DATA PROVIDED
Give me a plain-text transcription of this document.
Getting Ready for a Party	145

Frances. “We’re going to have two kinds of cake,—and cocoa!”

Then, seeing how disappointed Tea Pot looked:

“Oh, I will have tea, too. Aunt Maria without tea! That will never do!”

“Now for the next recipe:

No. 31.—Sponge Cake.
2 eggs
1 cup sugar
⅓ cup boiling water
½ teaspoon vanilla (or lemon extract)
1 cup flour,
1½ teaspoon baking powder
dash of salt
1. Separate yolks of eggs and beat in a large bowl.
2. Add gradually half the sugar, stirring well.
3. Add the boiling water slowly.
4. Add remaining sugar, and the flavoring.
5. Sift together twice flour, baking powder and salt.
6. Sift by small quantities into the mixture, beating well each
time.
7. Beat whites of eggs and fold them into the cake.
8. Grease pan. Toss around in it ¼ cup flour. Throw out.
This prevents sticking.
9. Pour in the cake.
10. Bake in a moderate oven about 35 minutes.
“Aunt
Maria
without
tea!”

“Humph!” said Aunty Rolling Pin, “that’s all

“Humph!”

PROBLEM DESCRIPTION
Lines that include the word "Maria" — how many are there in the data? Answer with the number alone.

CORRECT RESULT
2